## To do
Copy the lines of the listing below verbatim, starting at the line containing "blue-bar bbox=[434, 569, 437, 610]" and ending with the line containing "volume-bar bbox=[19, 372, 26, 400]", including both of those lines.

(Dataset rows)
# # # #

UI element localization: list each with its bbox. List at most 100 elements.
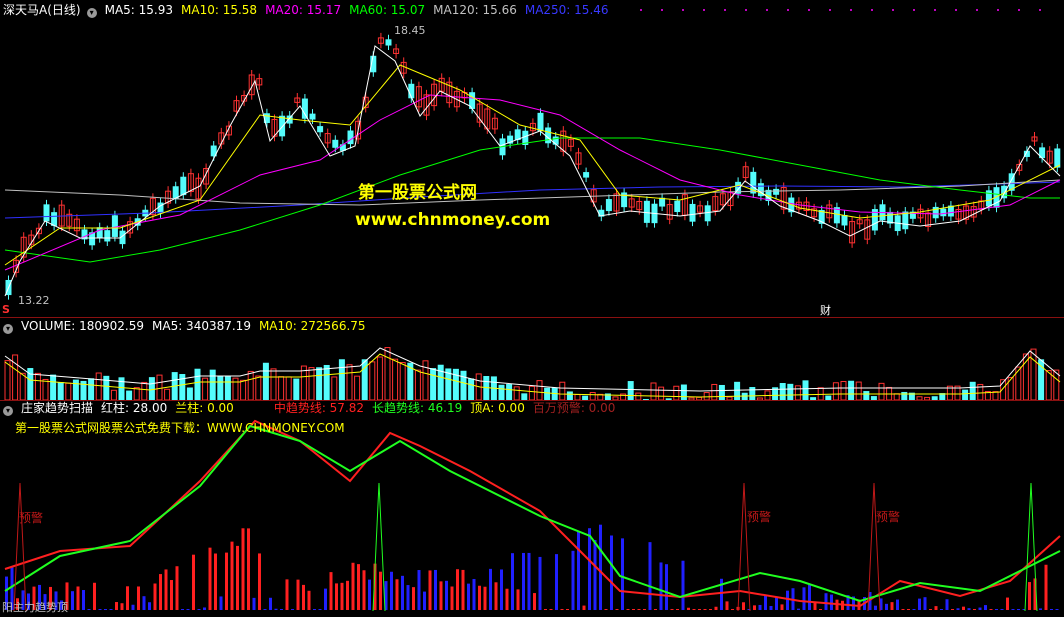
blue-bar bbox=[434, 569, 437, 610]
volume-bar bbox=[969, 381, 976, 400]
blue-bar bbox=[219, 596, 223, 610]
price-chart[interactable] bbox=[0, 0, 1064, 317]
blue-bar bbox=[775, 597, 778, 610]
blue-bar bbox=[148, 602, 151, 610]
candle-body bbox=[309, 113, 316, 120]
finance-marker[interactable]: 财 bbox=[820, 302, 831, 318]
blue-bar bbox=[181, 609, 184, 610]
top-marker-dot bbox=[787, 9, 789, 11]
red-bar bbox=[230, 541, 234, 610]
blue-bar bbox=[522, 552, 525, 610]
volume-bar bbox=[194, 368, 201, 400]
period-label: (日线) bbox=[47, 3, 81, 17]
volume-bar bbox=[992, 391, 999, 400]
candle-body bbox=[514, 129, 521, 141]
blue-bar bbox=[1017, 609, 1020, 610]
red-bar bbox=[725, 601, 729, 610]
volume-bar bbox=[42, 378, 49, 400]
indicator-toggle-icon[interactable]: ▾ bbox=[3, 406, 13, 416]
volume-bar bbox=[148, 377, 155, 400]
blue-bar bbox=[599, 524, 602, 610]
volume-bar bbox=[4, 360, 11, 400]
volume-bar bbox=[209, 369, 216, 400]
candle-body bbox=[704, 205, 711, 222]
volume-bar bbox=[376, 356, 383, 400]
red-bar bbox=[951, 609, 954, 610]
red-bar bbox=[901, 609, 905, 610]
volume-bar bbox=[787, 383, 794, 400]
red-bar bbox=[973, 609, 976, 610]
blue-bar bbox=[1055, 609, 1059, 610]
settings-toggle-icon[interactable]: ▾ bbox=[86, 8, 97, 18]
ma5-legend: MA5: 15.93 bbox=[104, 3, 174, 17]
volume-bar bbox=[19, 372, 26, 400]
bottom-left-label: 阳主力趋势顶 bbox=[2, 601, 68, 614]
price-panel[interactable]: 深天马A(日线) ▾ MA5: 15.93 MA10: 15.58 MA20: 15.1… bbox=[0, 0, 1064, 317]
red-bar bbox=[461, 569, 465, 610]
red-bar bbox=[225, 552, 228, 610]
sell-marker: S bbox=[2, 303, 10, 316]
red-bar bbox=[329, 572, 333, 610]
red-bar bbox=[654, 609, 657, 610]
warning-label-1: 预警 bbox=[19, 511, 44, 525]
candle-body bbox=[96, 227, 103, 239]
candle-body bbox=[43, 204, 50, 222]
warning-label-2: 预警 bbox=[747, 510, 772, 524]
red-bar bbox=[170, 580, 173, 610]
blue-bar bbox=[527, 552, 531, 610]
blue-bar bbox=[401, 575, 404, 610]
blue-bar bbox=[467, 583, 470, 610]
vol-ma5-legend: MA5: 340387.19 bbox=[152, 319, 251, 333]
blue-bar bbox=[830, 594, 833, 610]
candle-body bbox=[659, 197, 666, 207]
candle-body bbox=[180, 176, 187, 196]
red-bar bbox=[560, 609, 564, 610]
red-bar bbox=[626, 609, 630, 610]
blue-bar bbox=[318, 609, 322, 610]
volume-bar bbox=[34, 372, 41, 400]
blue-bar bbox=[197, 609, 201, 610]
volume-bar bbox=[855, 381, 862, 400]
candle-body bbox=[887, 211, 894, 224]
top-marker-dot bbox=[1039, 9, 1041, 11]
red-bar-value: 红柱: 28.00 bbox=[101, 401, 168, 415]
top-marker-dot bbox=[745, 9, 747, 11]
indicator-header: ▾ 庄家趋势扫描 红柱: 28.00 兰柱: 0.00 中趋势线: 57.82 长趋势线:… bbox=[3, 401, 623, 416]
top-marker-dot bbox=[829, 9, 831, 11]
red-bar bbox=[819, 609, 822, 610]
blue-bar bbox=[648, 542, 652, 610]
blue-bar bbox=[280, 609, 283, 610]
candle-body bbox=[301, 98, 308, 119]
vol-ma10-legend: MA10: 272566.75 bbox=[258, 319, 366, 333]
volume-bar bbox=[399, 362, 406, 400]
top-marker-dot bbox=[850, 9, 852, 11]
volume-toggle-icon[interactable]: ▾ bbox=[3, 324, 13, 334]
volume-bar bbox=[1045, 370, 1052, 400]
red-bar bbox=[582, 605, 586, 610]
red-bar bbox=[126, 586, 129, 610]
candle-body bbox=[104, 230, 111, 242]
blue-bar bbox=[945, 599, 949, 610]
red-bar bbox=[780, 604, 784, 610]
indicator-panel[interactable]: ▾ 庄家趋势扫描 红柱: 28.00 兰柱: 0.00 中趋势线: 57.82 长趋势线:… bbox=[0, 401, 1064, 617]
blue-bar bbox=[918, 598, 921, 610]
watermark-url: www.chnmoney.com bbox=[355, 210, 551, 230]
mid-trend-line bbox=[4, 419, 1061, 608]
volume-panel[interactable]: ▾ VOLUME: 180902.59 MA5: 340387.19 MA10: 27… bbox=[0, 318, 1064, 400]
volume-bar bbox=[50, 374, 57, 400]
blue-bar bbox=[489, 568, 492, 610]
volume-bar bbox=[1022, 353, 1029, 400]
blue-bar bbox=[923, 597, 927, 610]
candle-body bbox=[841, 214, 848, 226]
blue-bar bbox=[1000, 609, 1004, 610]
volume-bar bbox=[794, 385, 801, 400]
blue-bar bbox=[98, 609, 102, 610]
volume-bar bbox=[430, 368, 437, 400]
blue-bar bbox=[555, 554, 558, 610]
ma60-legend: MA60: 15.07 bbox=[349, 3, 426, 17]
blue-bar bbox=[1011, 609, 1015, 610]
blue-bar bbox=[538, 556, 542, 610]
indicator-subtitle: 第一股票公式网股票公式免费下载：WWW.CHNMONEY.COM bbox=[15, 421, 345, 435]
red-bar bbox=[247, 528, 250, 610]
candle-body bbox=[773, 188, 780, 195]
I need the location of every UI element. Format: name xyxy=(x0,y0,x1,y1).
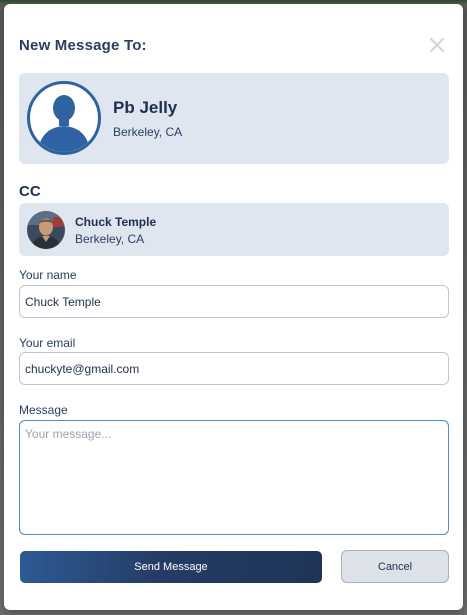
recipient-location: Berkeley, CA xyxy=(113,125,183,139)
person-silhouette-icon xyxy=(27,81,101,155)
message-field[interactable] xyxy=(19,420,449,535)
name-field[interactable] xyxy=(19,285,449,318)
email-field-label: Your email xyxy=(19,336,76,350)
name-field-label: Your name xyxy=(19,268,77,282)
cc-avatar xyxy=(27,211,65,249)
new-message-modal: New Message To: Pb Jelly Berkeley, CA CC xyxy=(4,4,463,610)
send-message-button[interactable]: Send Message xyxy=(20,551,322,583)
modal-title: New Message To: xyxy=(19,37,147,54)
cc-location: Berkeley, CA xyxy=(75,232,145,246)
close-icon[interactable] xyxy=(427,35,447,55)
cancel-button[interactable]: Cancel xyxy=(341,550,449,583)
message-field-label: Message xyxy=(19,403,68,417)
recipient-name: Pb Jelly xyxy=(113,98,178,117)
cc-card: Chuck Temple Berkeley, CA xyxy=(19,203,449,256)
cc-label: CC xyxy=(19,183,41,200)
cc-name: Chuck Temple xyxy=(75,215,157,229)
recipient-card: Pb Jelly Berkeley, CA xyxy=(19,73,449,164)
email-field[interactable] xyxy=(19,352,449,385)
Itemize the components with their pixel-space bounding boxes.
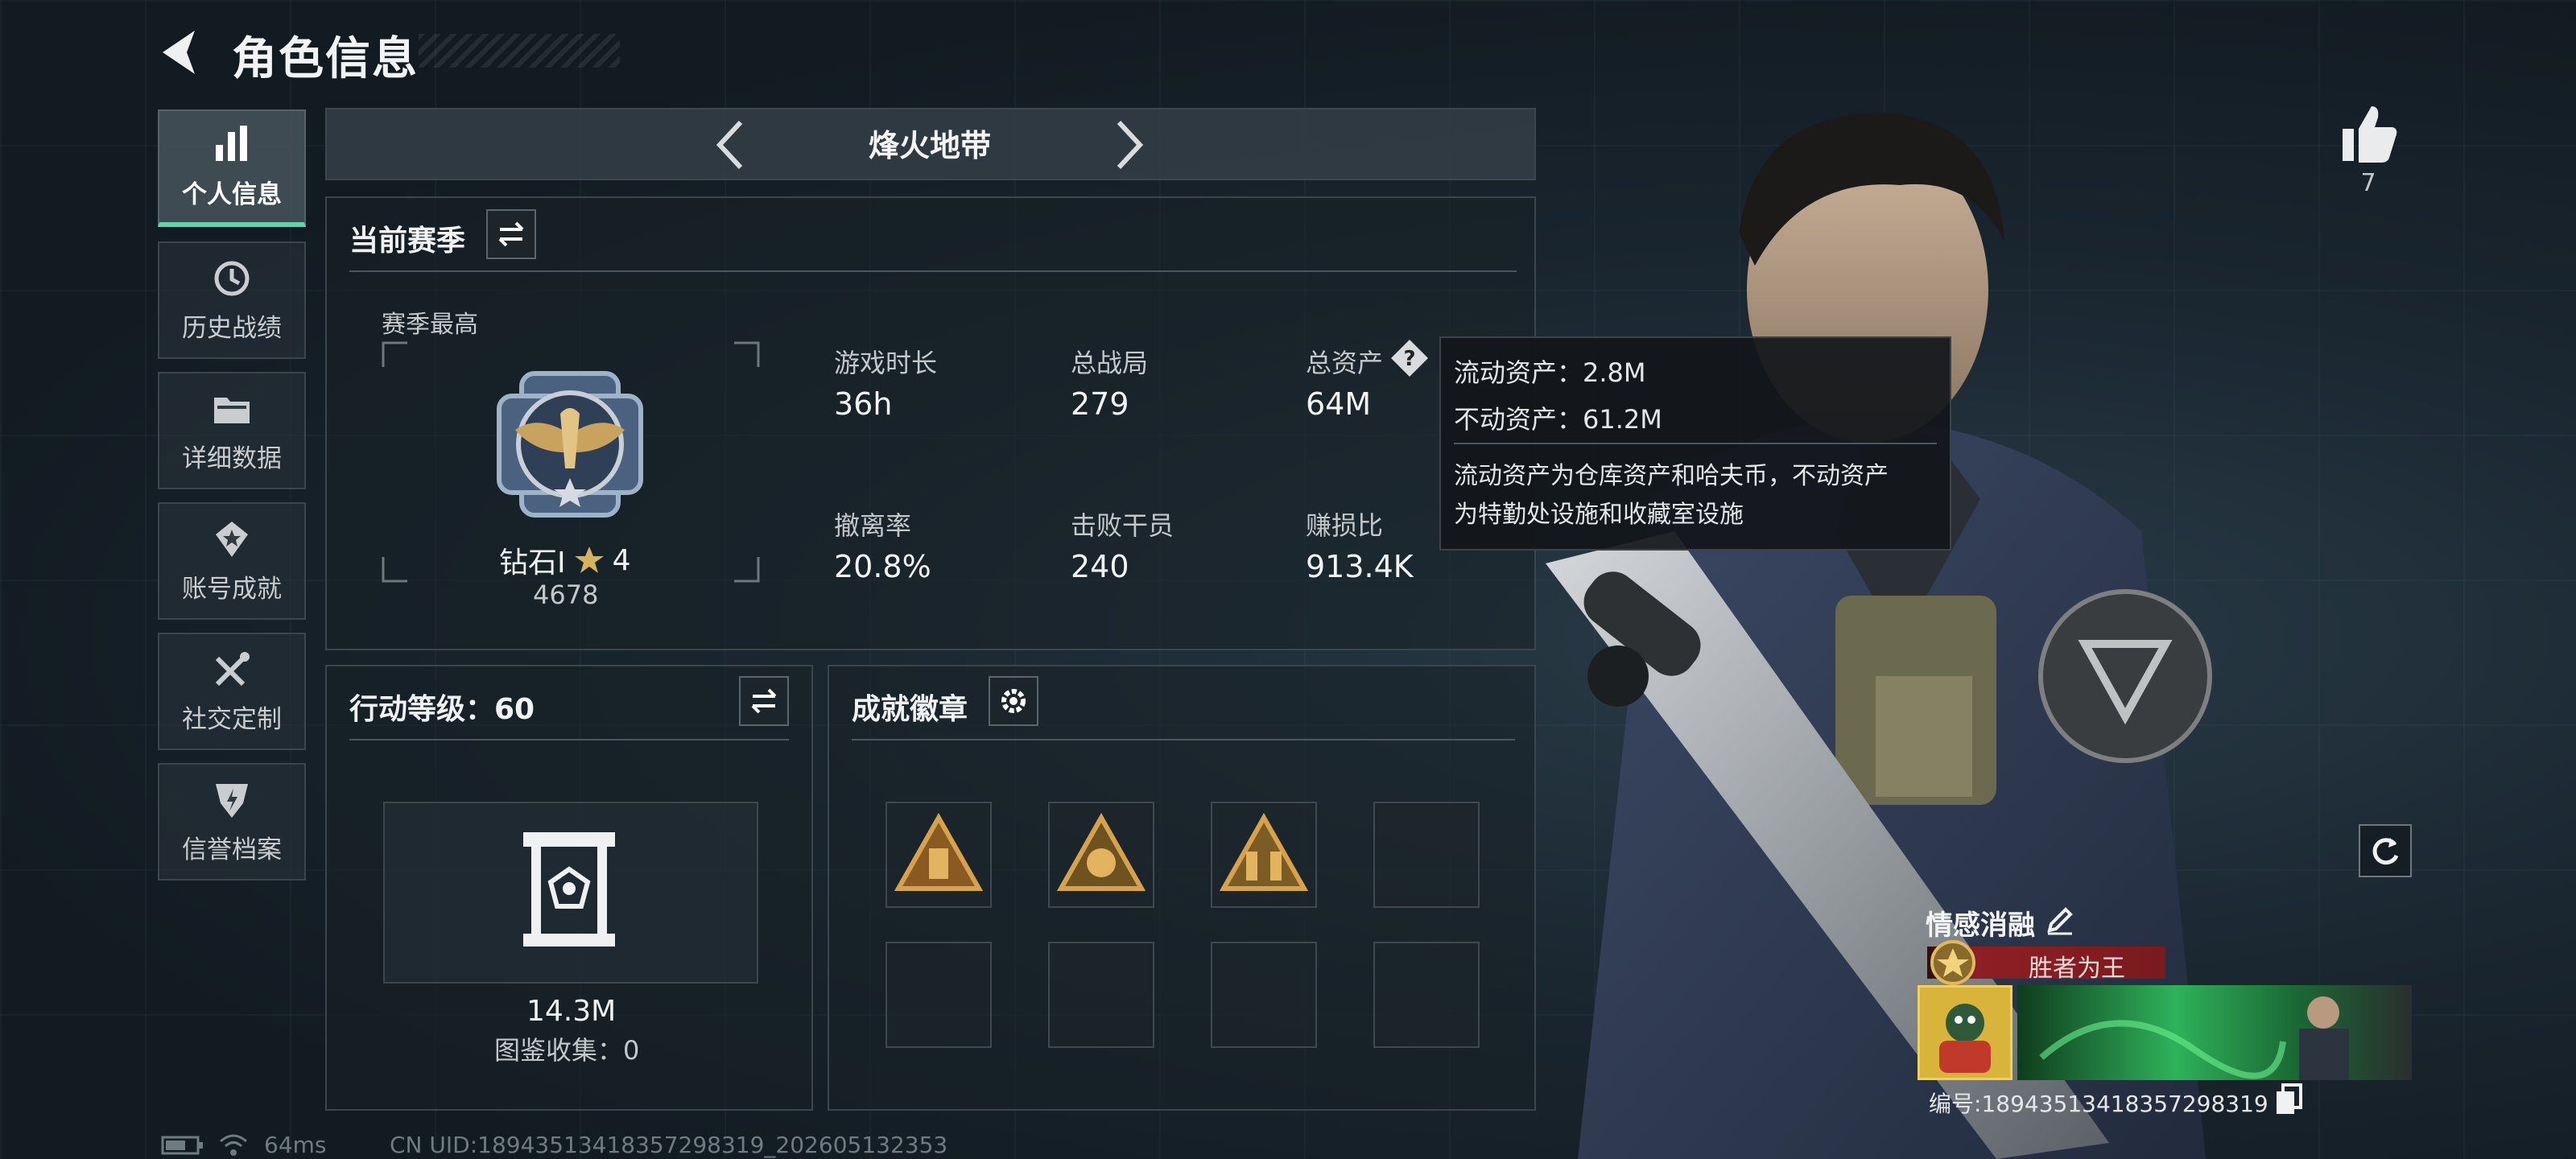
wifi-icon [220,1134,247,1156]
gear-icon [1001,689,1026,713]
sidebar-item-social[interactable]: 社交定制 [158,633,306,750]
sidebar-item-details[interactable]: 详细数据 [158,372,306,489]
avatar-character-icon [1939,1004,1991,1073]
folder-icon [214,397,250,423]
player-banner [2017,985,2412,1080]
title-badge-text: 胜者为王 [2029,955,2125,983]
stat-label: 总资产 [1306,348,1384,378]
achievements-title: 成就徽章 [852,693,968,726]
battery-icon [161,1136,203,1155]
rank-name: 钻石Ⅰ [499,547,566,580]
sidebar-item-reputation[interactable]: 信誉档案 [158,763,306,881]
back-arrow-icon[interactable] [153,24,209,80]
tooltip-fixed-assets: 不动资产：61.2M [1454,404,1662,435]
edit-pencil-icon[interactable] [2043,905,2075,937]
stat-label: 总战局 [1071,348,1149,378]
badge-pyramid-icon [1056,812,1146,891]
like-count: 7 [2360,169,2376,197]
stat-value: 279 [1071,386,1129,422]
prev-mode-arrow-icon[interactable] [702,113,758,177]
action-level-switch-button[interactable] [739,676,789,726]
swap-arrows-icon [498,221,524,247]
stat-label: 击败干员 [1071,510,1174,541]
sidebar-item-label: 账号成就 [182,574,282,604]
stat-value: 64M [1306,386,1372,422]
collection-label: 图鉴收集：0 [494,1035,640,1066]
achievement-badge-slot-empty[interactable] [1373,942,1480,1048]
action-level-title: 行动等级：60 [349,693,535,726]
achievements-divider [852,739,1515,740]
achievement-badge-slot-empty[interactable] [1048,942,1154,1048]
copy-icon[interactable] [2275,1083,2304,1116]
medal-star-icon [216,521,248,557]
badge-triangle-icon [894,812,984,891]
uid-text: CN UID:18943513418357298319_202605132353 [390,1132,948,1158]
title-decoration [419,34,620,68]
mode-title: 烽火地带 [868,128,991,163]
achievement-badge-slot[interactable] [1048,802,1154,908]
stat-value: 20.8% [834,549,931,584]
season-switch-button[interactable] [486,209,536,259]
swap-arrows-icon [751,688,777,714]
collection-value: 14.3M [526,995,617,1028]
achievement-badge-slot[interactable] [1211,802,1317,908]
action-level-divider [349,739,789,740]
collection-cabinet-icon [523,832,615,947]
player-avatar[interactable] [1918,985,2013,1080]
refresh-icon [2372,838,2399,865]
player-id: 编号:18943513418357298319 [1929,1091,2268,1117]
stat-label: 游戏时长 [834,348,938,378]
season-divider [349,270,1517,272]
achievement-badge-slot[interactable] [886,802,992,908]
sidebar-item-label: 历史战绩 [182,313,282,343]
achievement-badge-slot-empty[interactable] [886,942,992,1048]
achievements-settings-button[interactable] [989,676,1038,726]
rank-title: 钻石Ⅰ 4 [499,539,631,581]
sidebar-item-achievements[interactable]: 账号成就 [158,502,306,620]
next-mode-arrow-icon[interactable] [1101,113,1158,177]
stat-label: 赚损比 [1306,510,1384,541]
sidebar-item-label: 信誉档案 [182,835,282,864]
stat-value: 240 [1071,549,1129,584]
tooltip-liquid-assets: 流动资产：2.8M [1454,357,1646,388]
rank-points: 4678 [533,580,599,610]
tooltip-divider [1454,443,1937,444]
stat-value: 36h [834,386,893,422]
ping-text: 64ms [264,1132,327,1158]
rank-emblem-icon [497,371,643,518]
svg-text:?: ? [1403,347,1415,371]
season-title: 当前赛季 [349,225,466,258]
title-badge-emblem-icon [1930,940,1975,985]
sidebar-item-history[interactable]: 历史战绩 [158,241,306,359]
achievement-badge-slot-empty[interactable] [1211,942,1317,1048]
refresh-character-button[interactable] [2359,824,2412,877]
badge-figures-icon [1219,812,1309,891]
tools-icon [215,651,250,686]
history-clock-icon [214,261,250,295]
shield-bolt-icon [216,783,248,818]
season-best-label: 赛季最高 [382,311,478,339]
tooltip-desc-line2: 为特勤处设施和收藏室设施 [1454,501,1744,529]
thumbs-up-icon[interactable] [2334,100,2402,167]
bar-chart-icon [216,125,247,161]
stat-value: 913.4K [1306,549,1414,584]
achievement-badge-slot-empty[interactable] [1373,802,1480,908]
sidebar-item-personal-info[interactable]: 个人信息 [158,109,306,227]
tooltip-desc-line1: 流动资产为仓库资产和哈夫币，不动资产 [1454,462,1889,490]
rank-stars: 4 [612,543,631,577]
banner-character-icon [2039,996,2349,1080]
sidebar-item-label: 详细数据 [182,443,282,473]
help-question-icon[interactable]: ? [1389,338,1430,378]
sidebar-item-label: 个人信息 [182,179,282,209]
star-icon [574,547,604,573]
stat-label: 撤离率 [834,510,912,541]
page-title: 角色信息 [232,33,419,85]
sidebar-item-label: 社交定制 [182,704,282,734]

# # # #

## Answer in full
blue-bar bbox=[434, 569, 437, 610]
volume-bar bbox=[969, 381, 976, 400]
blue-bar bbox=[219, 596, 223, 610]
price-chart[interactable] bbox=[0, 0, 1064, 317]
blue-bar bbox=[775, 597, 778, 610]
blue-bar bbox=[148, 602, 151, 610]
candle-body bbox=[309, 113, 316, 120]
finance-marker[interactable]: 财 bbox=[820, 302, 831, 318]
blue-bar bbox=[181, 609, 184, 610]
top-marker-dot bbox=[787, 9, 789, 11]
red-bar bbox=[230, 541, 234, 610]
blue-bar bbox=[522, 552, 525, 610]
volume-bar bbox=[194, 368, 201, 400]
period-label: (日线) bbox=[47, 3, 81, 17]
volume-bar bbox=[992, 391, 999, 400]
candle-body bbox=[514, 129, 521, 141]
blue-bar bbox=[1017, 609, 1020, 610]
red-bar bbox=[725, 601, 729, 610]
volume-bar bbox=[42, 378, 49, 400]
indicator-toggle-icon[interactable]: ▾ bbox=[3, 406, 13, 416]
volume-bar bbox=[148, 377, 155, 400]
blue-bar bbox=[599, 524, 602, 610]
volume-bar bbox=[4, 360, 11, 400]
volume-bar bbox=[209, 369, 216, 400]
candle-body bbox=[704, 205, 711, 222]
volume-bar bbox=[376, 356, 383, 400]
red-bar bbox=[951, 609, 954, 610]
red-bar bbox=[901, 609, 905, 610]
volume-bar bbox=[787, 383, 794, 400]
red-bar bbox=[973, 609, 976, 610]
blue-bar bbox=[1055, 609, 1059, 610]
settings-toggle-icon[interactable]: ▾ bbox=[86, 8, 97, 18]
ma5-legend: MA5: 15.93 bbox=[104, 3, 174, 17]
volume-bar bbox=[19, 372, 26, 400]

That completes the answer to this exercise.